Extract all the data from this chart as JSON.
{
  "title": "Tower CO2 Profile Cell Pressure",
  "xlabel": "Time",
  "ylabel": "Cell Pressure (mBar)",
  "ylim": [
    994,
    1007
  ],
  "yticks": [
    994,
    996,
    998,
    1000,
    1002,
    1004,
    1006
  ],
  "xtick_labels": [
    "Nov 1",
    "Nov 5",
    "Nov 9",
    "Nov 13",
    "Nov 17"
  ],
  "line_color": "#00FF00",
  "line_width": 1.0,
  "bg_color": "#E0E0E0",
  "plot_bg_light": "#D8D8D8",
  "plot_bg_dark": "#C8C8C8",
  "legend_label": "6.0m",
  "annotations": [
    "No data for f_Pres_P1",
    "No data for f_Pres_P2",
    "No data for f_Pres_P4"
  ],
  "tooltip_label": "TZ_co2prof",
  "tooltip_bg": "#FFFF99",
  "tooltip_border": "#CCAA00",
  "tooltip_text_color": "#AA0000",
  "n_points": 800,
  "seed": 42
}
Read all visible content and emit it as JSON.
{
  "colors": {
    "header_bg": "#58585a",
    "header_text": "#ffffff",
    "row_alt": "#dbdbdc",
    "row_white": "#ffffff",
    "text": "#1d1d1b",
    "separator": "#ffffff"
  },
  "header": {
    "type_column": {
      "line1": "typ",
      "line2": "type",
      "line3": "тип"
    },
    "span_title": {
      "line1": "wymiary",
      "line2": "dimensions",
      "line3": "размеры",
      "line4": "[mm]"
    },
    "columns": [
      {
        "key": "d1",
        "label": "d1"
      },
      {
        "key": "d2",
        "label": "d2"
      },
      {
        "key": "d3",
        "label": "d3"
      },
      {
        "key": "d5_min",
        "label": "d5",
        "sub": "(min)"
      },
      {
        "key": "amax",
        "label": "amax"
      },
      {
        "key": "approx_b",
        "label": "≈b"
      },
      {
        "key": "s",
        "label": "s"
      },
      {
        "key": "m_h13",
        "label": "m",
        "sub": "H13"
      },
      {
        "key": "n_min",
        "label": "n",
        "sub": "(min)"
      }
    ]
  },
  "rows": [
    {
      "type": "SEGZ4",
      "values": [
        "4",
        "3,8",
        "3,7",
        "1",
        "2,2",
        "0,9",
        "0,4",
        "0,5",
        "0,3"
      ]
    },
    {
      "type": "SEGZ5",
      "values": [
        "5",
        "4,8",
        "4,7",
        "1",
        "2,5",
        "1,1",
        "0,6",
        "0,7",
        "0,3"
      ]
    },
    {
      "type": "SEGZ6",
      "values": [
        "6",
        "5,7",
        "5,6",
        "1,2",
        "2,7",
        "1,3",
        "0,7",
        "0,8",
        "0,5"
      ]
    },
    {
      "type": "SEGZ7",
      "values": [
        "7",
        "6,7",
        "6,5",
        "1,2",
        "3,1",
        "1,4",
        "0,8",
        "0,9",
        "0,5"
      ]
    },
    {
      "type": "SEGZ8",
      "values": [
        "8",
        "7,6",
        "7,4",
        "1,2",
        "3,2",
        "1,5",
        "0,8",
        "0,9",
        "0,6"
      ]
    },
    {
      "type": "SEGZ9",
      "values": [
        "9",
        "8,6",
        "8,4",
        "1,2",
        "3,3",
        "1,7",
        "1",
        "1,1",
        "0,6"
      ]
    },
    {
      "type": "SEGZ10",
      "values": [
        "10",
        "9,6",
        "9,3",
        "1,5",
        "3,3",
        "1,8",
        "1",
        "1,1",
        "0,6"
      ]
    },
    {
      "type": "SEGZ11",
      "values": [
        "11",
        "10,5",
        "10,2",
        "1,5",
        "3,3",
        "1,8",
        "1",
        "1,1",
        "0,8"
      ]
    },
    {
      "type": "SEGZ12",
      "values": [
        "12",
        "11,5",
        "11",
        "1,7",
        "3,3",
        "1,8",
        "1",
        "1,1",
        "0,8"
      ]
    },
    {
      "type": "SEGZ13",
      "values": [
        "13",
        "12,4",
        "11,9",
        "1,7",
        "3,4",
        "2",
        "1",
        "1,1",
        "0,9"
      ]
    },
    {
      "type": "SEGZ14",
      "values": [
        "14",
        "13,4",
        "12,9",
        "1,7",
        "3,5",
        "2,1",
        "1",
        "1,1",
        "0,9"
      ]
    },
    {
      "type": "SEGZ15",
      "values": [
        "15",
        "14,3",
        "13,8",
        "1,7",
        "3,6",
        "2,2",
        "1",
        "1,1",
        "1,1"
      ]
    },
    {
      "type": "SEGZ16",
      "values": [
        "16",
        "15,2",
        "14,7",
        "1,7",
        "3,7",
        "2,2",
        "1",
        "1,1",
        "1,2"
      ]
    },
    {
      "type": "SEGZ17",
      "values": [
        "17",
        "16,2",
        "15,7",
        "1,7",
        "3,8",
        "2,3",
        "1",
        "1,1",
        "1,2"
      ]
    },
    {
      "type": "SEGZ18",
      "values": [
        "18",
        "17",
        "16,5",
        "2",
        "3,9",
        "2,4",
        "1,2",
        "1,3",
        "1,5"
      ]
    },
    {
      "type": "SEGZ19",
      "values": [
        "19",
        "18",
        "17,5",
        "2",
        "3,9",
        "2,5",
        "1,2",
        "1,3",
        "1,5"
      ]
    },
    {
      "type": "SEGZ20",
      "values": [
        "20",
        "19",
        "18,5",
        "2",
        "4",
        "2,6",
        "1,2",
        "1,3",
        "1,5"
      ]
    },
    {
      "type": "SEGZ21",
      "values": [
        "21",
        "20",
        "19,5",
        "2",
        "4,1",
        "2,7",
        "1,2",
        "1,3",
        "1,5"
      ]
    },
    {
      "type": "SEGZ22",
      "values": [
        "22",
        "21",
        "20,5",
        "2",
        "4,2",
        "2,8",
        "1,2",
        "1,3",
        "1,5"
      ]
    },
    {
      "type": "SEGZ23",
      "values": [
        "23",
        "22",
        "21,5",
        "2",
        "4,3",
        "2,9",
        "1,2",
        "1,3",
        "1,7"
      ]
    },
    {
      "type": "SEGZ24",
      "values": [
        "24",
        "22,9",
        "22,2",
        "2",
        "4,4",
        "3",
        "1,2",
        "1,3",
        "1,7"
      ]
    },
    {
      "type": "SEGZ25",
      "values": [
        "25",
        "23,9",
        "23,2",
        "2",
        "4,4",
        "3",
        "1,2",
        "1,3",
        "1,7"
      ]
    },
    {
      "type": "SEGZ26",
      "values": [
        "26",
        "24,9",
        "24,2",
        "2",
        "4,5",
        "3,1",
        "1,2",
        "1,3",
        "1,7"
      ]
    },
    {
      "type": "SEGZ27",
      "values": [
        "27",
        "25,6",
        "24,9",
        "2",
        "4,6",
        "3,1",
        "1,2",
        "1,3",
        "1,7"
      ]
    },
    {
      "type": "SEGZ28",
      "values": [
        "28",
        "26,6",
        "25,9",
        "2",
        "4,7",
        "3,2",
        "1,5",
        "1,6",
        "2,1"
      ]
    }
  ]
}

# GIVEN REQUEST:
Only lines that contain the word "data" are wanted; copy each of them.

# TASK OUTPUT:
Extract all the data from this chart as JSON.
    "No data for f_Pres_P1",
    "No data for f_Pres_P2",
    "No data for f_Pres_P4"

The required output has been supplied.